» Task directions
Return all lines with the word "title" in them.

» Supplied entries

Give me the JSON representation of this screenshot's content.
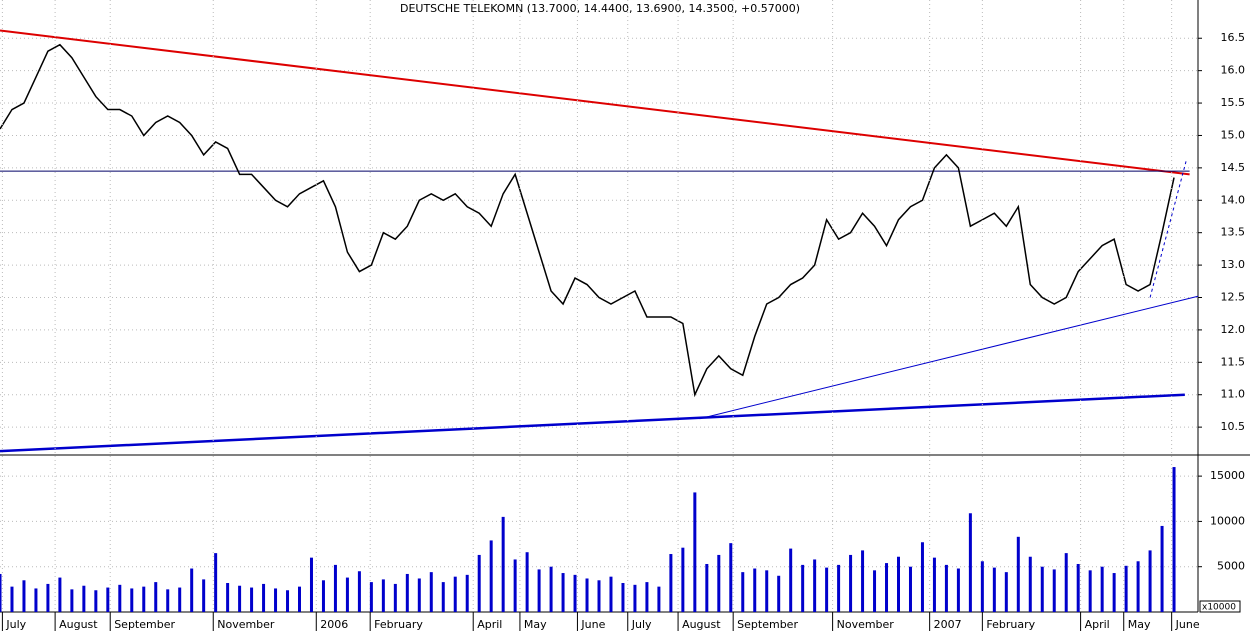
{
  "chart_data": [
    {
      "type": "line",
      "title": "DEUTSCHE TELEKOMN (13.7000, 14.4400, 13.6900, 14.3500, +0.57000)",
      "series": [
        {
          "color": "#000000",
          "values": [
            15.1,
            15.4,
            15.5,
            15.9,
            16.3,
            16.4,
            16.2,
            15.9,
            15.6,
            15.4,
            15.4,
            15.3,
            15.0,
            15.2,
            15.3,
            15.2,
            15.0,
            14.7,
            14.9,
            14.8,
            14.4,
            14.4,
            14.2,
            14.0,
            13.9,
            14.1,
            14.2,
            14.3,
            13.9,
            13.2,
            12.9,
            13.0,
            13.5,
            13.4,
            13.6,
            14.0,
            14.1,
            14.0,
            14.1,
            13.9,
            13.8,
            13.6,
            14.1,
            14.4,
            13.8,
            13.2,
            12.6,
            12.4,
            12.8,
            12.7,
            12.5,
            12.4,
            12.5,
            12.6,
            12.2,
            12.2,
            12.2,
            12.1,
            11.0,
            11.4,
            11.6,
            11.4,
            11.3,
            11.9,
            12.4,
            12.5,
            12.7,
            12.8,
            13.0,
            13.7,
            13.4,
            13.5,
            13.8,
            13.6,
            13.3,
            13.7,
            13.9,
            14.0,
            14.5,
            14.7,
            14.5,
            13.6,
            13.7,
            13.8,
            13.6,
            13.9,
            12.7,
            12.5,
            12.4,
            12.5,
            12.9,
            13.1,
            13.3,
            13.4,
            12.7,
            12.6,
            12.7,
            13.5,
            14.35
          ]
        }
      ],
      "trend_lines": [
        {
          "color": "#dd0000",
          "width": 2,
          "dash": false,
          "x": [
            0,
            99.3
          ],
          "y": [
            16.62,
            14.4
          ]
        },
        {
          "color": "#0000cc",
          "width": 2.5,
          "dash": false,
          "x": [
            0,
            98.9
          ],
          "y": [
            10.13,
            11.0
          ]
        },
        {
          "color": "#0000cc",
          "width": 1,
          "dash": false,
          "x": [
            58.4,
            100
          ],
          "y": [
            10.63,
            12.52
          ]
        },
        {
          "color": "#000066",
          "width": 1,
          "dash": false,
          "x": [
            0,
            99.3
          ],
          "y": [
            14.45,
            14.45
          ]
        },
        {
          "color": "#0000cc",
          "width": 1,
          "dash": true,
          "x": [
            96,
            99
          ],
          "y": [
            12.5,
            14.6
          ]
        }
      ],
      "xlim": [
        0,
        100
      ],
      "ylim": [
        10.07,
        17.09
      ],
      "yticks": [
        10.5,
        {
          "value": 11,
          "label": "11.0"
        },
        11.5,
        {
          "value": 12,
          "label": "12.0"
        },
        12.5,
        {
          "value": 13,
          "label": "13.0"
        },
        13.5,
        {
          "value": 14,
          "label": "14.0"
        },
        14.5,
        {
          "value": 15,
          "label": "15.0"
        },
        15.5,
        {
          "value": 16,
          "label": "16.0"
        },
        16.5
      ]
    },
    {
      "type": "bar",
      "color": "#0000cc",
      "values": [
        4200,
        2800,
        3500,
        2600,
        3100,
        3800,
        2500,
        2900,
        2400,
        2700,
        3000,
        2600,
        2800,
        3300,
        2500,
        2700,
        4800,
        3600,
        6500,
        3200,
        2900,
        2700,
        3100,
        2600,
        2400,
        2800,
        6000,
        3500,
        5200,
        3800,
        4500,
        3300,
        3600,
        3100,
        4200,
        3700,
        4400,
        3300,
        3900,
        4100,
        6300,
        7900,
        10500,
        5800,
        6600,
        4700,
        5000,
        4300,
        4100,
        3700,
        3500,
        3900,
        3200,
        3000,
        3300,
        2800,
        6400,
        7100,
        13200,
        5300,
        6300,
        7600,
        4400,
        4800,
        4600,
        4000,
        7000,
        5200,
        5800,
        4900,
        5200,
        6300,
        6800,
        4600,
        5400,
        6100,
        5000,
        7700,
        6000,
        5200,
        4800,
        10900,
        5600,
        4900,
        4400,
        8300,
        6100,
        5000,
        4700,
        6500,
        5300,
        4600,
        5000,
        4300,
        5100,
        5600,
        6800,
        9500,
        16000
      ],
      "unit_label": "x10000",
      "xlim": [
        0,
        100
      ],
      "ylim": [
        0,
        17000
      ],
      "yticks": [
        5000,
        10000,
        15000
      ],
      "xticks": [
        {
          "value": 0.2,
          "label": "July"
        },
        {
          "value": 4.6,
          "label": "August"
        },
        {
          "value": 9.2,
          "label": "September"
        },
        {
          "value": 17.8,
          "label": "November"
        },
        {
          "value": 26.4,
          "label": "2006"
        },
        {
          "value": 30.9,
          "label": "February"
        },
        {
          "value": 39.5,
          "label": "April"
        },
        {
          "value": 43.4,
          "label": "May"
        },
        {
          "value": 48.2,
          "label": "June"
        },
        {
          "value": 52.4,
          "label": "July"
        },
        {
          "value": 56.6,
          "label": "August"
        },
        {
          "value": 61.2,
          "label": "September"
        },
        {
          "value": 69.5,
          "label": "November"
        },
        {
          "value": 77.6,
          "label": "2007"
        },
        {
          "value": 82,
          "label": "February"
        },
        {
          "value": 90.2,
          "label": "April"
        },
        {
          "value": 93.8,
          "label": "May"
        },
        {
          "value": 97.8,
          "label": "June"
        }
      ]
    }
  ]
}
---
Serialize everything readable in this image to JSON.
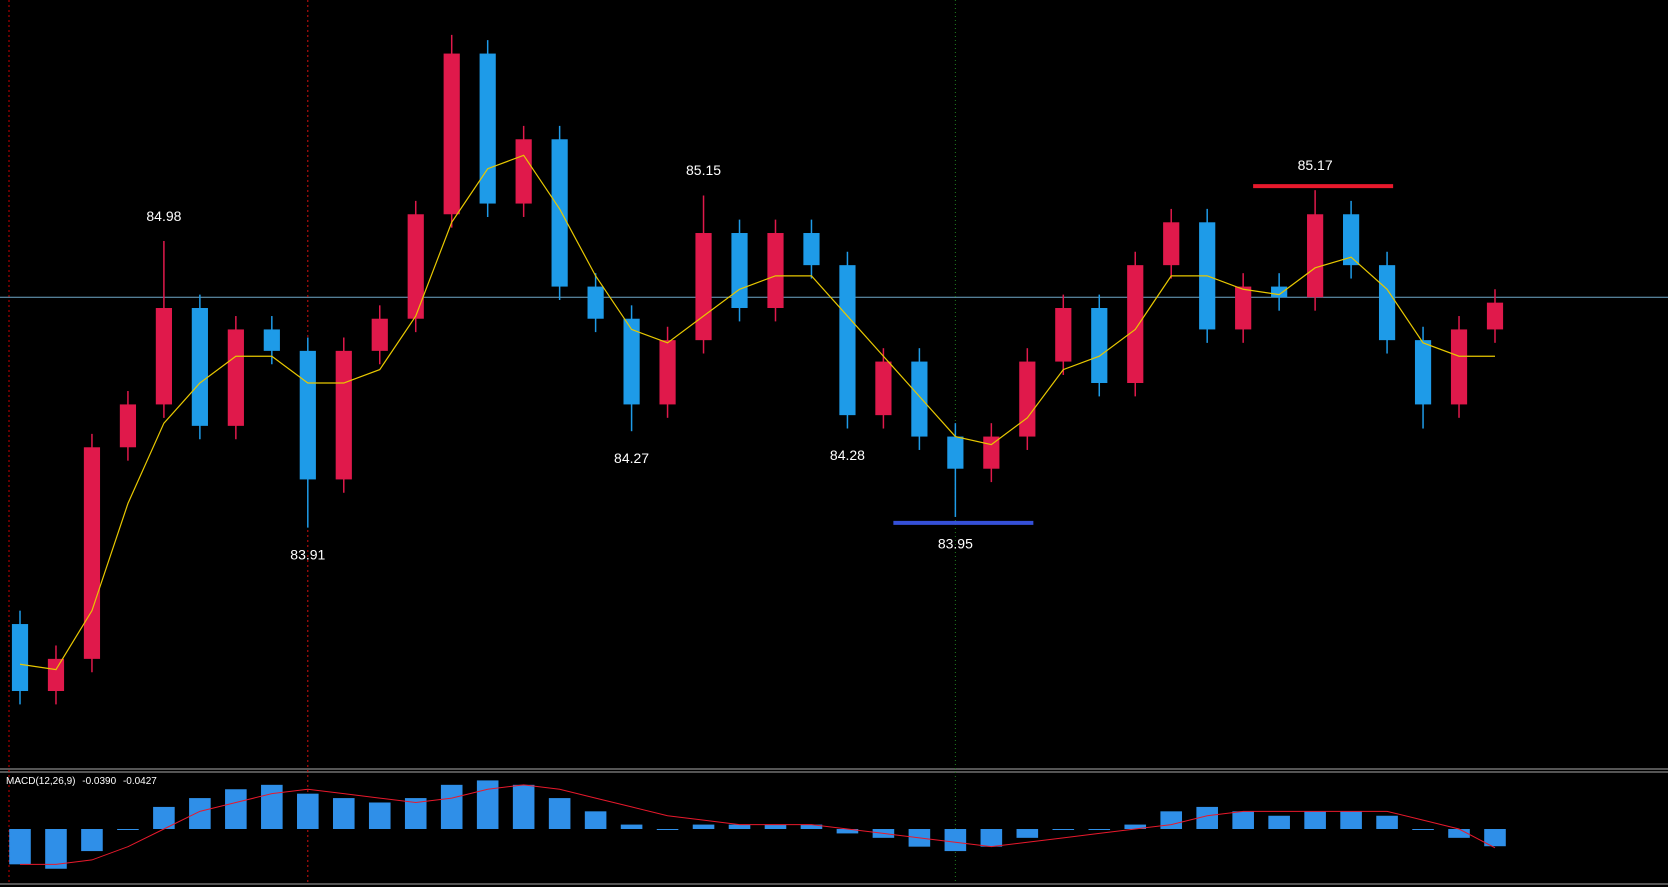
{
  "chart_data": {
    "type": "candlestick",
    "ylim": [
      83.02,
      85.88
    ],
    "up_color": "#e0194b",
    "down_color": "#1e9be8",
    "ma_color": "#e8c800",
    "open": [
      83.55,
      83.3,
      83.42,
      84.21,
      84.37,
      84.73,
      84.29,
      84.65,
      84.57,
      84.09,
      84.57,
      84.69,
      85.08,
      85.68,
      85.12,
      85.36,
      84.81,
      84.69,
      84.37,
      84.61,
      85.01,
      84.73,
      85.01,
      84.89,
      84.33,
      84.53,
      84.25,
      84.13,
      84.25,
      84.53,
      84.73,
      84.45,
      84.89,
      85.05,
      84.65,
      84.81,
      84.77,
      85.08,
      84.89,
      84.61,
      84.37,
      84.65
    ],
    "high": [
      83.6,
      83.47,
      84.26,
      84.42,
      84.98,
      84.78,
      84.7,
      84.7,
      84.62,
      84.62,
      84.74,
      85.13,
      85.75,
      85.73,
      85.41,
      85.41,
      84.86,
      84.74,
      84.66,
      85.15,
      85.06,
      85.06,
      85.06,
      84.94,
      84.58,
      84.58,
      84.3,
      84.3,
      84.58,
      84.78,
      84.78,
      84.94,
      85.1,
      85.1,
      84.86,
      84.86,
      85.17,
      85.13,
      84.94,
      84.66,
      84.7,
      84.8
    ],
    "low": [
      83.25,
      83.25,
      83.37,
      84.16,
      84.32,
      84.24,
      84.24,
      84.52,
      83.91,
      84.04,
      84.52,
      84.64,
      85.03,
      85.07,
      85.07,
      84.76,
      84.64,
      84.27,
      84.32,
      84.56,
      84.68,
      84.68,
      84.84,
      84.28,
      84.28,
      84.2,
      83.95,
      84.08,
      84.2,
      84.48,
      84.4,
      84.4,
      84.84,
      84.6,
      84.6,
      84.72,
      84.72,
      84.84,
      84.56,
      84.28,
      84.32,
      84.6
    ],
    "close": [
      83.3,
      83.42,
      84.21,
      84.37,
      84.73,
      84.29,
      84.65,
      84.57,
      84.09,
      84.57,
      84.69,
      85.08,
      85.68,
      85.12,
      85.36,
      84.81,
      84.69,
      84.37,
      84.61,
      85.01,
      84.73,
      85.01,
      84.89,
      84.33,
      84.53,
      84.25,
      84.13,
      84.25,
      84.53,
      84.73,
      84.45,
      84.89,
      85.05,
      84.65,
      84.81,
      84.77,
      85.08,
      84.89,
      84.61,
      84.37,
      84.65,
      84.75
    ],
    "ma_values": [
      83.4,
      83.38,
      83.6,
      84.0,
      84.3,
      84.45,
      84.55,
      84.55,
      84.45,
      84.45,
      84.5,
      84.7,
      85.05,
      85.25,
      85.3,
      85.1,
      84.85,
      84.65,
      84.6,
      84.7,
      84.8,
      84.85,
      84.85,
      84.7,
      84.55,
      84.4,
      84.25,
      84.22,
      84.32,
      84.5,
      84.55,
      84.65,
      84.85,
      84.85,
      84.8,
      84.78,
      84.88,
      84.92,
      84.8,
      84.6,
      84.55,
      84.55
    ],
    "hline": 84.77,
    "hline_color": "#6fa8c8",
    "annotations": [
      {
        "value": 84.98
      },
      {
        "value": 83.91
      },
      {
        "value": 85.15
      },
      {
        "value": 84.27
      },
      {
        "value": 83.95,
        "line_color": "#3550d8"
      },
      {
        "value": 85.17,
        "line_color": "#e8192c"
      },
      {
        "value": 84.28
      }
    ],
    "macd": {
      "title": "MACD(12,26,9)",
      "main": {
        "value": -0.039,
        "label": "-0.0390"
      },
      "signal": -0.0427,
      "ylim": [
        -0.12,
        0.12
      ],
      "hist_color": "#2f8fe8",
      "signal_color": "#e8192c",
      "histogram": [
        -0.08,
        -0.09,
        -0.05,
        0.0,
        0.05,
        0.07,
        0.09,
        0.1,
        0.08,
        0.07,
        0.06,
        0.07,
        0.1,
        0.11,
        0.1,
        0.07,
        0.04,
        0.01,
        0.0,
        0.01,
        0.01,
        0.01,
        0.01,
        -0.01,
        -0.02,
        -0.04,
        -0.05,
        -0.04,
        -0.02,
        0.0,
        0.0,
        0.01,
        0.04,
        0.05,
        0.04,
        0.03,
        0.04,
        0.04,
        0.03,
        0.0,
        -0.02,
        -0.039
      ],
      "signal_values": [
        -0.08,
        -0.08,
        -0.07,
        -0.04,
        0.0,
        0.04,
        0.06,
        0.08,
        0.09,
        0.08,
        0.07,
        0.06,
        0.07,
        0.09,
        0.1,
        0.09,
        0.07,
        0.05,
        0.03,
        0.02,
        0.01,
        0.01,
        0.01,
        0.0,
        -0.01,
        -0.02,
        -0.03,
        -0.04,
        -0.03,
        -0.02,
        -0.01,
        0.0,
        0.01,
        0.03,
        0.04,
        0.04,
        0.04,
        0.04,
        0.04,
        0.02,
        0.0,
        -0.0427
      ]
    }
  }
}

» Result for this task
      "title": "DEUTSCHE TELEKOMN (13.7000, 14.4400, 13.6900, 14.3500, +0.57000)",
      "title": "MACD(12,26,9)",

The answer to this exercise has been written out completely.